:: REQUIREMENT ::
Give every line back verbatim, dropping all images.

:: RECORDS FOR PROCESSING ::
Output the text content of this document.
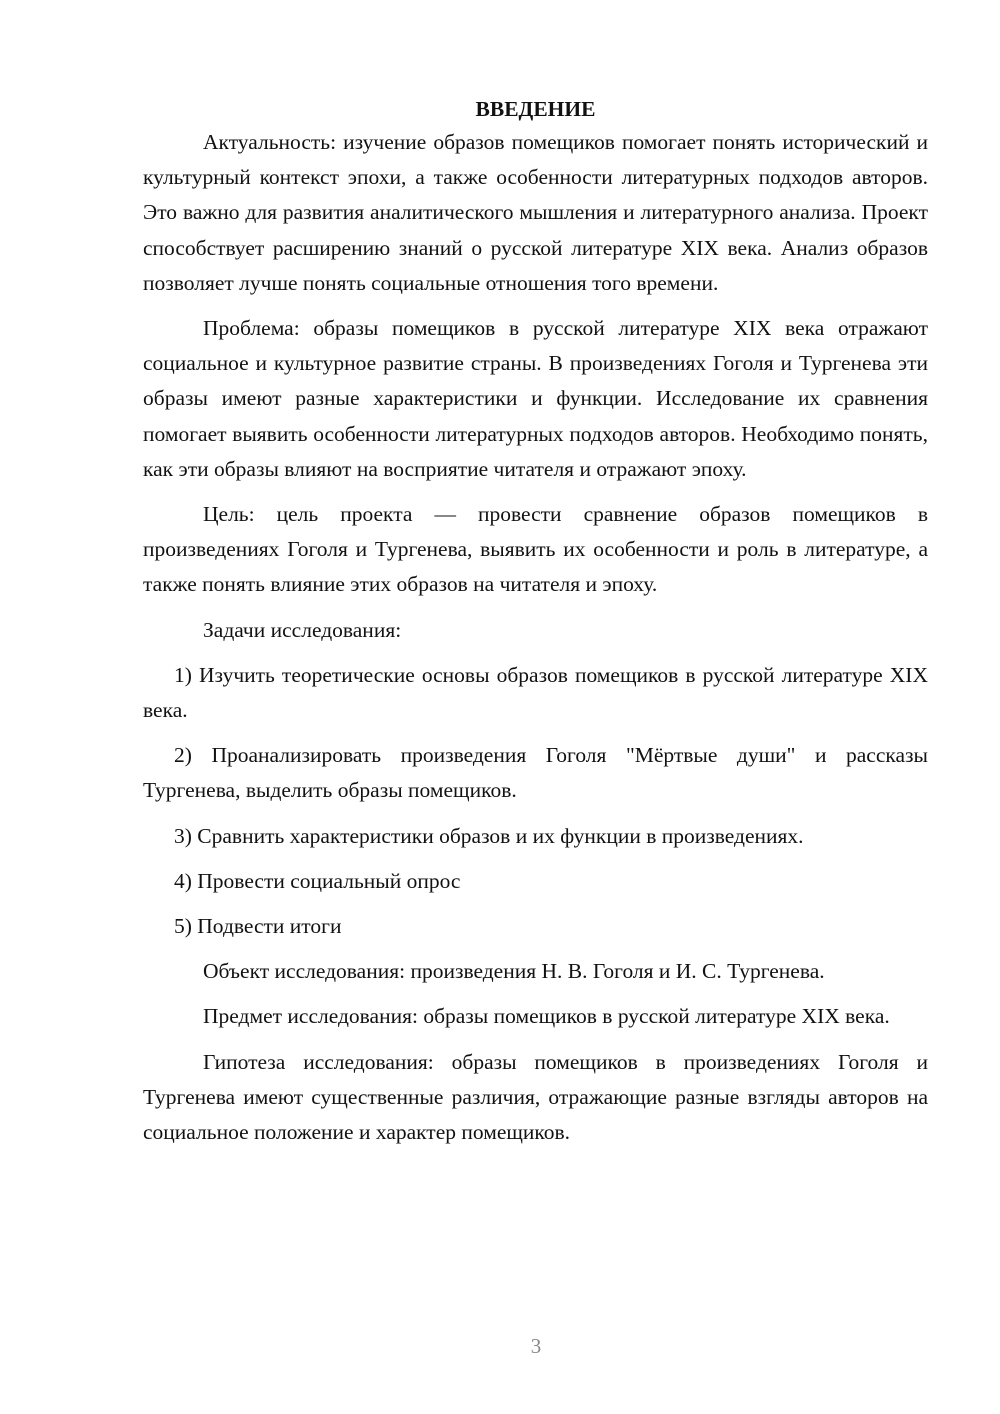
ВВЕДЕНИЕ

Актуальность: изучение образов помещиков помогает понять исторический и культурный контекст эпохи, а также особенности литературных подходов авторов. Это важно для развития аналитического мышления и литературного анализа. Проект способствует расширению знаний о русской литературе XIX века. Анализ образов позволяет лучше понять социальные отношения того времени.

Проблема: образы помещиков в русской литературе XIX века отражают социальное и культурное развитие страны. В произведениях Гоголя и Тургенева эти образы имеют разные характеристики и функции. Исследование их сравнения помогает выявить особенности литературных подходов авторов. Необходимо понять, как эти образы влияют на восприятие читателя и отражают эпоху.

Цель: цель проекта — провести сравнение образов помещиков в произведениях Гоголя и Тургенева, выявить их особенности и роль в литературе, а также понять влияние этих образов на читателя и эпоху.

Задачи исследования:

1) Изучить теоретические основы образов помещиков в русской литературе XIX века.

2) Проанализировать произведения Гоголя "Мёртвые души" и рассказы Тургенева, выделить образы помещиков.

3) Сравнить характеристики образов и их функции в произведениях.

4) Провести социальный опрос

5) Подвести итоги

Объект исследования: произведения Н. В. Гоголя и И. С. Тургенева.

Предмет исследования: образы помещиков в русской литературе XIX века.

Гипотеза исследования: образы помещиков в произведениях Гоголя и Тургенева имеют существенные различия, отражающие разные взгляды авторов на социальное положение и характер помещиков.

3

:: RESULT FOR THIS TASK ::
Output the text content of this document.
ВВЕДЕНИЕ

Актуальность: изучение образов помещиков помогает понять исторический и культурный контекст эпохи, а также особенности литературных подходов авторов. Это важно для развития аналитического мышления и литературного анализа. Проект способствует расширению знаний о русской литературе XIX века. Анализ образов позволяет лучше понять социальные отношения того времени.

Проблема: образы помещиков в русской литературе XIX века отражают социальное и культурное развитие страны. В произведениях Гоголя и Тургенева эти образы имеют разные характеристики и функции. Исследование их сравнения помогает выявить особенности литературных подходов авторов. Необходимо понять, как эти образы влияют на восприятие читателя и отражают эпоху.

Цель: цель проекта — провести сравнение образов помещиков в произведениях Гоголя и Тургенева, выявить их особенности и роль в литературе, а также понять влияние этих образов на читателя и эпоху.

Задачи исследования:

1) Изучить теоретические основы образов помещиков в русской литературе XIX века.

2) Проанализировать произведения Гоголя "Мёртвые души" и рассказы Тургенева, выделить образы помещиков.

3) Сравнить характеристики образов и их функции в произведениях.

4) Провести социальный опрос

5) Подвести итоги

Объект исследования: произведения Н. В. Гоголя и И. С. Тургенева.

Предмет исследования: образы помещиков в русской литературе XIX века.

Гипотеза исследования: образы помещиков в произведениях Гоголя и Тургенева имеют существенные различия, отражающие разные взгляды авторов на социальное положение и характер помещиков.

3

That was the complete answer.